Do this
Write out the whole listing, matching it exactly.

Records shown
>>>>>

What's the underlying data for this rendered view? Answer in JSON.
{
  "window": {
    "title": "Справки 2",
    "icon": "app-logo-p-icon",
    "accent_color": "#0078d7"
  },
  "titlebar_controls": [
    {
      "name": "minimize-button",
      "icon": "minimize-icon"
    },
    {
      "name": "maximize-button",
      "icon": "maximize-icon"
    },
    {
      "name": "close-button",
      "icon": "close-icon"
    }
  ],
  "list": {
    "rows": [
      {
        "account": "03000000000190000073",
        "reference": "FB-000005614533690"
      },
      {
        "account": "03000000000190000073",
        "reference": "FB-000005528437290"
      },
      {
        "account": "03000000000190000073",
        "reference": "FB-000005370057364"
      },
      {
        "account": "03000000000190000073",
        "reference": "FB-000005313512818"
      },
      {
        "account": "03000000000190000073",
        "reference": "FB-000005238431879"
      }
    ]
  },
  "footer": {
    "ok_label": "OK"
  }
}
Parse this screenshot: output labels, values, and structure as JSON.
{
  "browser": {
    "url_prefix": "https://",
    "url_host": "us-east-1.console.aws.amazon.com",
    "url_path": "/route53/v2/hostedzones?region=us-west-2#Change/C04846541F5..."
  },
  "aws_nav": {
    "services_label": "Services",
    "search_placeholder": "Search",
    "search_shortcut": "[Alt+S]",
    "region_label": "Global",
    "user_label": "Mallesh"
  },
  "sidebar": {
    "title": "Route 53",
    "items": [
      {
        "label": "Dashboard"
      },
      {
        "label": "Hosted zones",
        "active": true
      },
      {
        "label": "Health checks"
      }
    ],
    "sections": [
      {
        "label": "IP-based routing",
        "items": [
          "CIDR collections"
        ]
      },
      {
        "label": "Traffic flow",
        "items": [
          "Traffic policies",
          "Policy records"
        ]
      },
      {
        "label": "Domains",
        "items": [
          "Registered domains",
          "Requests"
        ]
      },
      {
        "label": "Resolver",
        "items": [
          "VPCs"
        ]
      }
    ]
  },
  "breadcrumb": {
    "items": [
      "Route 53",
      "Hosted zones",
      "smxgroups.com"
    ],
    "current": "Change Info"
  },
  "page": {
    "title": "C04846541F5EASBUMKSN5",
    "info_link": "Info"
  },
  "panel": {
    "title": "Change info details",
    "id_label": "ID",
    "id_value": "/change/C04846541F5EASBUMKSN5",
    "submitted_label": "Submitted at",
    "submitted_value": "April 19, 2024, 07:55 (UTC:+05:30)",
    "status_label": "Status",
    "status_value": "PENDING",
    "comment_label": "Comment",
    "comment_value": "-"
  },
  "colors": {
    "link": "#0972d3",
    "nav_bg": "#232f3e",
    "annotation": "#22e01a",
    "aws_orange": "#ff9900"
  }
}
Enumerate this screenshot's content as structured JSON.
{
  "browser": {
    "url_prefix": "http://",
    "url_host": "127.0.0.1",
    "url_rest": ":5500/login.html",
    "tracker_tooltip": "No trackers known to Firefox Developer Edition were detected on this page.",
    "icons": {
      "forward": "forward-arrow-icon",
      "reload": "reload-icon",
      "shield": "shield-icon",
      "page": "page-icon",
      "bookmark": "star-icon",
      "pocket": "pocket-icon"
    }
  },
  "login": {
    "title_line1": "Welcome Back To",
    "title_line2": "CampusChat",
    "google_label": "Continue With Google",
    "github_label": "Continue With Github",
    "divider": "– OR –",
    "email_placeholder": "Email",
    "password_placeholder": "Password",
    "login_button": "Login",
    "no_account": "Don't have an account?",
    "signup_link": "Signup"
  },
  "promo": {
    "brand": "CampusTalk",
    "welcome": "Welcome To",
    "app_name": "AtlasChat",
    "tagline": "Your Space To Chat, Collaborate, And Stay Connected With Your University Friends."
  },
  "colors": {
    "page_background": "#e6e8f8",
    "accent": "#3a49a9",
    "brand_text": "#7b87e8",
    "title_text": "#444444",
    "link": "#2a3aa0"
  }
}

<<<<<

Right answer
What's the underlying data for this rendered view? Answer in JSON.
{
  "window": {
    "title": "Справки 2",
    "icon": "app-logo-p-icon",
    "accent_color": "#0078d7"
  },
  "titlebar_controls": [
    {
      "name": "minimize-button",
      "icon": "minimize-icon"
    },
    {
      "name": "maximize-button",
      "icon": "maximize-icon"
    },
    {
      "name": "close-button",
      "icon": "close-icon"
    }
  ],
  "list": {
    "rows": [
      {
        "account": "03000000000190000073",
        "reference": "FB-000005614533690"
      },
      {
        "account": "03000000000190000073",
        "reference": "FB-000005528437290"
      },
      {
        "account": "03000000000190000073",
        "reference": "FB-000005370057364"
      },
      {
        "account": "03000000000190000073",
        "reference": "FB-000005313512818"
      },
      {
        "account": "03000000000190000073",
        "reference": "FB-000005238431879"
      }
    ]
  },
  "footer": {
    "ok_label": "OK"
  }
}
Parse this screenshot: output labels, values, and structure as JSON.
{
  "browser": {
    "url_prefix": "https://",
    "url_host": "us-east-1.console.aws.amazon.com",
    "url_path": "/route53/v2/hostedzones?region=us-west-2#Change/C04846541F5..."
  },
  "aws_nav": {
    "services_label": "Services",
    "search_placeholder": "Search",
    "search_shortcut": "[Alt+S]",
    "region_label": "Global",
    "user_label": "Mallesh"
  },
  "sidebar": {
    "title": "Route 53",
    "items": [
      {
        "label": "Dashboard"
      },
      {
        "label": "Hosted zones",
        "active": true
      },
      {
        "label": "Health checks"
      }
    ],
    "sections": [
      {
        "label": "IP-based routing",
        "items": [
          "CIDR collections"
        ]
      },
      {
        "label": "Traffic flow",
        "items": [
          "Traffic policies",
          "Policy records"
        ]
      },
      {
        "label": "Domains",
        "items": [
          "Registered domains",
          "Requests"
        ]
      },
      {
        "label": "Resolver",
        "items": [
          "VPCs"
        ]
      }
    ]
  },
  "breadcrumb": {
    "items": [
      "Route 53",
      "Hosted zones",
      "smxgroups.com"
    ],
    "current": "Change Info"
  },
  "page": {
    "title": "C04846541F5EASBUMKSN5",
    "info_link": "Info"
  },
  "panel": {
    "title": "Change info details",
    "id_label": "ID",
    "id_value": "/change/C04846541F5EASBUMKSN5",
    "submitted_label": "Submitted at",
    "submitted_value": "April 19, 2024, 07:55 (UTC:+05:30)",
    "status_label": "Status",
    "status_value": "PENDING",
    "comment_label": "Comment",
    "comment_value": "-"
  },
  "colors": {
    "link": "#0972d3",
    "nav_bg": "#232f3e",
    "annotation": "#22e01a",
    "aws_orange": "#ff9900"
  }
}
Enumerate this screenshot's content as structured JSON.
{
  "browser": {
    "url_prefix": "http://",
    "url_host": "127.0.0.1",
    "url_rest": ":5500/login.html",
    "tracker_tooltip": "No trackers known to Firefox Developer Edition were detected on this page.",
    "icons": {
      "forward": "forward-arrow-icon",
      "reload": "reload-icon",
      "shield": "shield-icon",
      "page": "page-icon",
      "bookmark": "star-icon",
      "pocket": "pocket-icon"
    }
  },
  "login": {
    "title_line1": "Welcome Back To",
    "title_line2": "CampusChat",
    "google_label": "Continue With Google",
    "github_label": "Continue With Github",
    "divider": "– OR –",
    "email_placeholder": "Email",
    "password_placeholder": "Password",
    "login_button": "Login",
    "no_account": "Don't have an account?",
    "signup_link": "Signup"
  },
  "promo": {
    "brand": "CampusTalk",
    "welcome": "Welcome To",
    "app_name": "AtlasChat",
    "tagline": "Your Space To Chat, Collaborate, And Stay Connected With Your University Friends."
  },
  "colors": {
    "page_background": "#e6e8f8",
    "accent": "#3a49a9",
    "brand_text": "#7b87e8",
    "title_text": "#444444",
    "link": "#2a3aa0"
  }
}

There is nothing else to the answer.